:: Listed records

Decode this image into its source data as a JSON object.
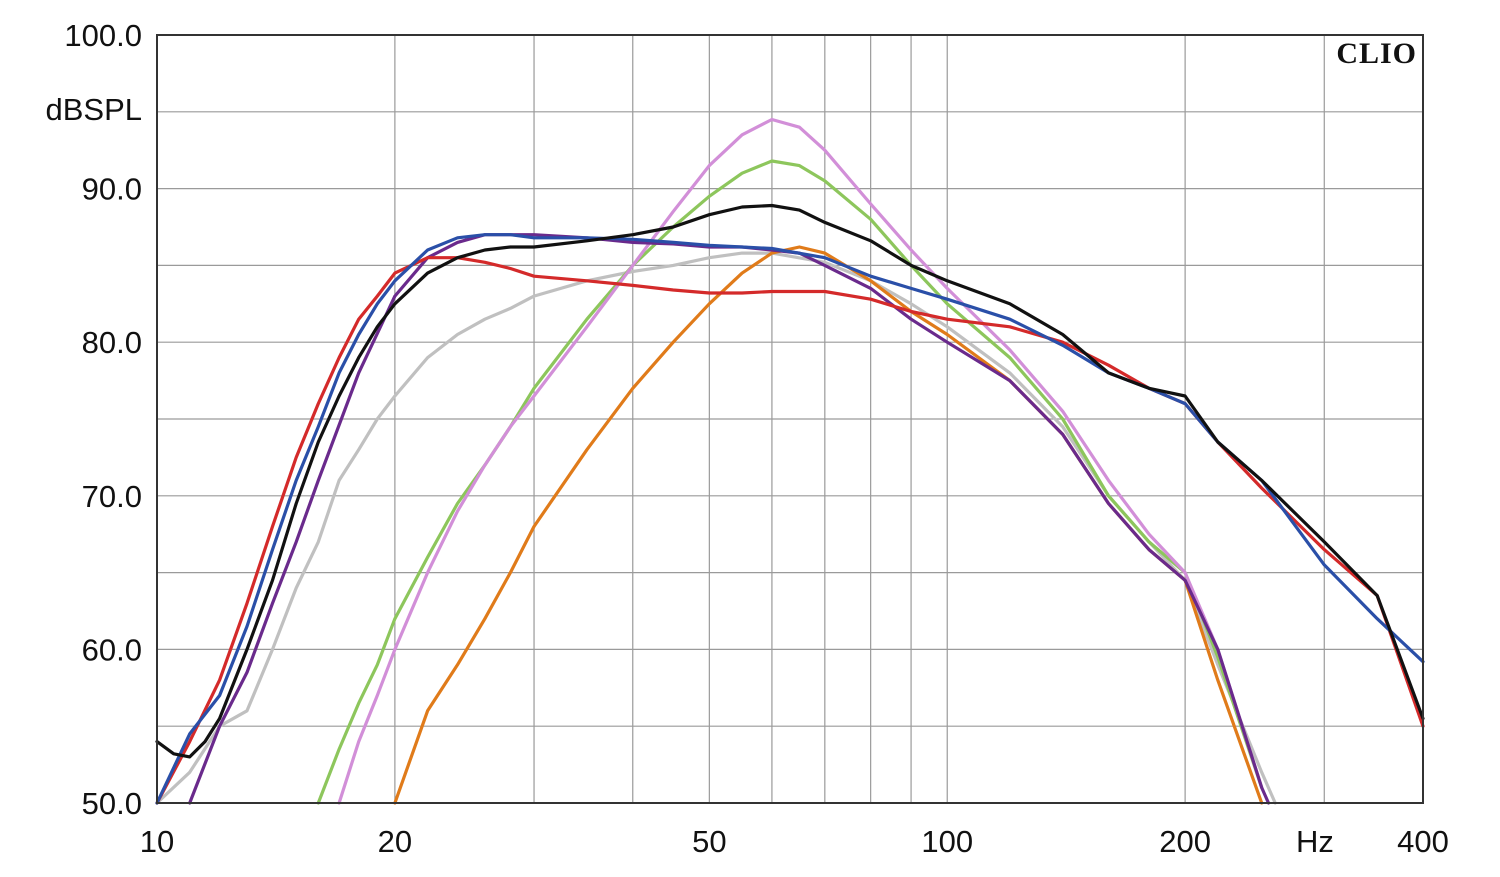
{
  "chart_data": {
    "type": "line",
    "brand": "CLIO",
    "ylabel": "dBSPL",
    "xlabel": "Hz",
    "x_scale": "log",
    "xlim": [
      10,
      400
    ],
    "ylim": [
      50,
      100
    ],
    "grid": true,
    "y_ticks": [
      {
        "value": 50,
        "label": "50.0"
      },
      {
        "value": 60,
        "label": "60.0"
      },
      {
        "value": 70,
        "label": "70.0"
      },
      {
        "value": 80,
        "label": "80.0"
      },
      {
        "value": 90,
        "label": "90.0"
      },
      {
        "value": 100,
        "label": "100.0"
      }
    ],
    "x_ticks": [
      {
        "value": 10,
        "label": "10"
      },
      {
        "value": 20,
        "label": "20"
      },
      {
        "value": 50,
        "label": "50"
      },
      {
        "value": 100,
        "label": "100"
      },
      {
        "value": 200,
        "label": "200"
      },
      {
        "value": 400,
        "label": "400"
      }
    ],
    "x_grid": [
      10,
      20,
      30,
      40,
      50,
      60,
      70,
      80,
      90,
      100,
      200,
      300,
      400
    ],
    "y_grid": [
      50,
      55,
      60,
      65,
      70,
      75,
      80,
      85,
      90,
      95,
      100
    ],
    "series": [
      {
        "color": "#c0c0c0",
        "x": [
          10,
          11,
          12,
          13,
          14,
          15,
          16,
          17,
          18,
          19,
          20,
          22,
          24,
          26,
          28,
          30,
          35,
          40,
          45,
          50,
          55,
          60,
          70,
          80,
          90,
          100,
          120,
          140,
          160,
          180,
          200,
          220,
          250,
          260
        ],
        "y": [
          50,
          52,
          55,
          56,
          60,
          64,
          67,
          71,
          73,
          75,
          76.5,
          79,
          80.5,
          81.5,
          82.2,
          83,
          84,
          84.6,
          85,
          85.5,
          85.8,
          85.8,
          85.2,
          84,
          82.5,
          81,
          78,
          74.5,
          70,
          67,
          64.5,
          59,
          52,
          50
        ]
      },
      {
        "color": "#e07b1a",
        "x": [
          20,
          22,
          24,
          26,
          28,
          30,
          35,
          40,
          45,
          50,
          55,
          60,
          65,
          70,
          80,
          90,
          100,
          120,
          140,
          160,
          180,
          200,
          220,
          250
        ],
        "y": [
          50,
          56,
          59,
          62,
          65,
          68,
          73,
          77,
          80,
          82.5,
          84.5,
          85.8,
          86.2,
          85.8,
          84,
          82,
          80.5,
          77.5,
          74,
          69.5,
          66.5,
          64.5,
          58,
          50
        ]
      },
      {
        "color": "#8dc65c",
        "x": [
          16,
          17,
          18,
          19,
          20,
          22,
          24,
          26,
          28,
          30,
          35,
          40,
          45,
          50,
          55,
          60,
          65,
          70,
          80,
          90,
          100,
          120,
          140,
          160,
          180,
          200,
          220,
          250
        ],
        "y": [
          50,
          53.5,
          56.5,
          59,
          62,
          66,
          69.5,
          72,
          74.5,
          77,
          81.5,
          85,
          87.5,
          89.5,
          91,
          91.8,
          91.5,
          90.5,
          88,
          85,
          82.5,
          79,
          75,
          70,
          67,
          65,
          59.5,
          51
        ]
      },
      {
        "color": "#d28fd8",
        "x": [
          17,
          18,
          19,
          20,
          22,
          24,
          26,
          28,
          30,
          35,
          40,
          45,
          50,
          55,
          60,
          65,
          70,
          80,
          90,
          100,
          120,
          140,
          160,
          180,
          200,
          220,
          250
        ],
        "y": [
          50,
          54,
          57,
          60,
          65,
          69,
          72,
          74.5,
          76.5,
          81,
          85,
          88.5,
          91.5,
          93.5,
          94.5,
          94,
          92.5,
          89,
          86,
          83.5,
          79.5,
          75.5,
          71,
          67.5,
          65,
          60,
          51
        ]
      },
      {
        "color": "#6a2a8c",
        "x": [
          11,
          12,
          13,
          14,
          15,
          16,
          18,
          20,
          22,
          24,
          26,
          28,
          30,
          35,
          40,
          45,
          50,
          55,
          60,
          65,
          70,
          80,
          90,
          100,
          120,
          140,
          160,
          180,
          200,
          220,
          250,
          255
        ],
        "y": [
          50,
          55,
          58.5,
          63,
          67,
          71,
          78,
          83,
          85.5,
          86.5,
          87,
          87,
          87,
          86.8,
          86.5,
          86.4,
          86.2,
          86.2,
          86,
          85.8,
          85,
          83.5,
          81.5,
          80,
          77.5,
          74,
          69.5,
          66.5,
          64.5,
          60,
          51,
          50
        ]
      },
      {
        "color": "#d42a2a",
        "x": [
          10,
          11,
          12,
          13,
          14,
          15,
          16,
          17,
          18,
          19,
          20,
          22,
          24,
          26,
          28,
          30,
          35,
          40,
          45,
          50,
          55,
          60,
          70,
          80,
          90,
          100,
          120,
          140,
          160,
          180,
          200,
          220,
          250,
          300,
          350,
          400
        ],
        "y": [
          50,
          54,
          58,
          63,
          68,
          72.5,
          76,
          79,
          81.5,
          83,
          84.5,
          85.5,
          85.5,
          85.2,
          84.8,
          84.3,
          84,
          83.7,
          83.4,
          83.2,
          83.2,
          83.3,
          83.3,
          82.8,
          82,
          81.5,
          81,
          80,
          78.5,
          77,
          76,
          73.5,
          70.5,
          66.5,
          63.5,
          55
        ]
      },
      {
        "color": "#2a4fa8",
        "x": [
          10,
          11,
          12,
          13,
          14,
          15,
          16,
          17,
          18,
          19,
          20,
          22,
          24,
          26,
          28,
          30,
          35,
          40,
          45,
          50,
          55,
          60,
          70,
          80,
          90,
          100,
          120,
          140,
          160,
          180,
          200,
          220,
          250,
          300,
          350,
          400
        ],
        "y": [
          50,
          54.5,
          57,
          61.5,
          66.5,
          71,
          74.5,
          78,
          80.5,
          82.5,
          84,
          86,
          86.8,
          87,
          87,
          86.8,
          86.8,
          86.7,
          86.5,
          86.3,
          86.2,
          86.1,
          85.5,
          84.3,
          83.5,
          82.8,
          81.5,
          79.8,
          78,
          77,
          76,
          73.5,
          71,
          65.5,
          62,
          59.2
        ]
      },
      {
        "color": "#111111",
        "x": [
          10,
          10.5,
          11,
          11.5,
          12,
          13,
          14,
          15,
          16,
          17,
          18,
          19,
          20,
          22,
          24,
          26,
          28,
          30,
          35,
          40,
          45,
          50,
          55,
          60,
          65,
          70,
          80,
          90,
          100,
          120,
          140,
          160,
          180,
          200,
          220,
          250,
          300,
          350,
          400
        ],
        "y": [
          54,
          53.2,
          53,
          54,
          55.5,
          60,
          64.5,
          69.5,
          73.5,
          76.5,
          79,
          81,
          82.5,
          84.5,
          85.5,
          86,
          86.2,
          86.2,
          86.6,
          87,
          87.5,
          88.3,
          88.8,
          88.9,
          88.6,
          87.8,
          86.6,
          85,
          84,
          82.5,
          80.5,
          78,
          77,
          76.5,
          73.5,
          71,
          67,
          63.5,
          55.5
        ]
      }
    ]
  }
}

::::

What you will do
Pictures stay out; repeat all the rest of the records exactly.

Exercise output
Decode this image into its source data as a JSON object.
{
  "chart_data": {
    "type": "line",
    "brand": "CLIO",
    "ylabel": "dBSPL",
    "xlabel": "Hz",
    "x_scale": "log",
    "xlim": [
      10,
      400
    ],
    "ylim": [
      50,
      100
    ],
    "grid": true,
    "y_ticks": [
      {
        "value": 50,
        "label": "50.0"
      },
      {
        "value": 60,
        "label": "60.0"
      },
      {
        "value": 70,
        "label": "70.0"
      },
      {
        "value": 80,
        "label": "80.0"
      },
      {
        "value": 90,
        "label": "90.0"
      },
      {
        "value": 100,
        "label": "100.0"
      }
    ],
    "x_ticks": [
      {
        "value": 10,
        "label": "10"
      },
      {
        "value": 20,
        "label": "20"
      },
      {
        "value": 50,
        "label": "50"
      },
      {
        "value": 100,
        "label": "100"
      },
      {
        "value": 200,
        "label": "200"
      },
      {
        "value": 400,
        "label": "400"
      }
    ],
    "x_grid": [
      10,
      20,
      30,
      40,
      50,
      60,
      70,
      80,
      90,
      100,
      200,
      300,
      400
    ],
    "y_grid": [
      50,
      55,
      60,
      65,
      70,
      75,
      80,
      85,
      90,
      95,
      100
    ],
    "series": [
      {
        "color": "#c0c0c0",
        "x": [
          10,
          11,
          12,
          13,
          14,
          15,
          16,
          17,
          18,
          19,
          20,
          22,
          24,
          26,
          28,
          30,
          35,
          40,
          45,
          50,
          55,
          60,
          70,
          80,
          90,
          100,
          120,
          140,
          160,
          180,
          200,
          220,
          250,
          260
        ],
        "y": [
          50,
          52,
          55,
          56,
          60,
          64,
          67,
          71,
          73,
          75,
          76.5,
          79,
          80.5,
          81.5,
          82.2,
          83,
          84,
          84.6,
          85,
          85.5,
          85.8,
          85.8,
          85.2,
          84,
          82.5,
          81,
          78,
          74.5,
          70,
          67,
          64.5,
          59,
          52,
          50
        ]
      },
      {
        "color": "#e07b1a",
        "x": [
          20,
          22,
          24,
          26,
          28,
          30,
          35,
          40,
          45,
          50,
          55,
          60,
          65,
          70,
          80,
          90,
          100,
          120,
          140,
          160,
          180,
          200,
          220,
          250
        ],
        "y": [
          50,
          56,
          59,
          62,
          65,
          68,
          73,
          77,
          80,
          82.5,
          84.5,
          85.8,
          86.2,
          85.8,
          84,
          82,
          80.5,
          77.5,
          74,
          69.5,
          66.5,
          64.5,
          58,
          50
        ]
      },
      {
        "color": "#8dc65c",
        "x": [
          16,
          17,
          18,
          19,
          20,
          22,
          24,
          26,
          28,
          30,
          35,
          40,
          45,
          50,
          55,
          60,
          65,
          70,
          80,
          90,
          100,
          120,
          140,
          160,
          180,
          200,
          220,
          250
        ],
        "y": [
          50,
          53.5,
          56.5,
          59,
          62,
          66,
          69.5,
          72,
          74.5,
          77,
          81.5,
          85,
          87.5,
          89.5,
          91,
          91.8,
          91.5,
          90.5,
          88,
          85,
          82.5,
          79,
          75,
          70,
          67,
          65,
          59.5,
          51
        ]
      },
      {
        "color": "#d28fd8",
        "x": [
          17,
          18,
          19,
          20,
          22,
          24,
          26,
          28,
          30,
          35,
          40,
          45,
          50,
          55,
          60,
          65,
          70,
          80,
          90,
          100,
          120,
          140,
          160,
          180,
          200,
          220,
          250
        ],
        "y": [
          50,
          54,
          57,
          60,
          65,
          69,
          72,
          74.5,
          76.5,
          81,
          85,
          88.5,
          91.5,
          93.5,
          94.5,
          94,
          92.5,
          89,
          86,
          83.5,
          79.5,
          75.5,
          71,
          67.5,
          65,
          60,
          51
        ]
      },
      {
        "color": "#6a2a8c",
        "x": [
          11,
          12,
          13,
          14,
          15,
          16,
          18,
          20,
          22,
          24,
          26,
          28,
          30,
          35,
          40,
          45,
          50,
          55,
          60,
          65,
          70,
          80,
          90,
          100,
          120,
          140,
          160,
          180,
          200,
          220,
          250,
          255
        ],
        "y": [
          50,
          55,
          58.5,
          63,
          67,
          71,
          78,
          83,
          85.5,
          86.5,
          87,
          87,
          87,
          86.8,
          86.5,
          86.4,
          86.2,
          86.2,
          86,
          85.8,
          85,
          83.5,
          81.5,
          80,
          77.5,
          74,
          69.5,
          66.5,
          64.5,
          60,
          51,
          50
        ]
      },
      {
        "color": "#d42a2a",
        "x": [
          10,
          11,
          12,
          13,
          14,
          15,
          16,
          17,
          18,
          19,
          20,
          22,
          24,
          26,
          28,
          30,
          35,
          40,
          45,
          50,
          55,
          60,
          70,
          80,
          90,
          100,
          120,
          140,
          160,
          180,
          200,
          220,
          250,
          300,
          350,
          400
        ],
        "y": [
          50,
          54,
          58,
          63,
          68,
          72.5,
          76,
          79,
          81.5,
          83,
          84.5,
          85.5,
          85.5,
          85.2,
          84.8,
          84.3,
          84,
          83.7,
          83.4,
          83.2,
          83.2,
          83.3,
          83.3,
          82.8,
          82,
          81.5,
          81,
          80,
          78.5,
          77,
          76,
          73.5,
          70.5,
          66.5,
          63.5,
          55
        ]
      },
      {
        "color": "#2a4fa8",
        "x": [
          10,
          11,
          12,
          13,
          14,
          15,
          16,
          17,
          18,
          19,
          20,
          22,
          24,
          26,
          28,
          30,
          35,
          40,
          45,
          50,
          55,
          60,
          70,
          80,
          90,
          100,
          120,
          140,
          160,
          180,
          200,
          220,
          250,
          300,
          350,
          400
        ],
        "y": [
          50,
          54.5,
          57,
          61.5,
          66.5,
          71,
          74.5,
          78,
          80.5,
          82.5,
          84,
          86,
          86.8,
          87,
          87,
          86.8,
          86.8,
          86.7,
          86.5,
          86.3,
          86.2,
          86.1,
          85.5,
          84.3,
          83.5,
          82.8,
          81.5,
          79.8,
          78,
          77,
          76,
          73.5,
          71,
          65.5,
          62,
          59.2
        ]
      },
      {
        "color": "#111111",
        "x": [
          10,
          10.5,
          11,
          11.5,
          12,
          13,
          14,
          15,
          16,
          17,
          18,
          19,
          20,
          22,
          24,
          26,
          28,
          30,
          35,
          40,
          45,
          50,
          55,
          60,
          65,
          70,
          80,
          90,
          100,
          120,
          140,
          160,
          180,
          200,
          220,
          250,
          300,
          350,
          400
        ],
        "y": [
          54,
          53.2,
          53,
          54,
          55.5,
          60,
          64.5,
          69.5,
          73.5,
          76.5,
          79,
          81,
          82.5,
          84.5,
          85.5,
          86,
          86.2,
          86.2,
          86.6,
          87,
          87.5,
          88.3,
          88.8,
          88.9,
          88.6,
          87.8,
          86.6,
          85,
          84,
          82.5,
          80.5,
          78,
          77,
          76.5,
          73.5,
          71,
          67,
          63.5,
          55.5
        ]
      }
    ]
  }
}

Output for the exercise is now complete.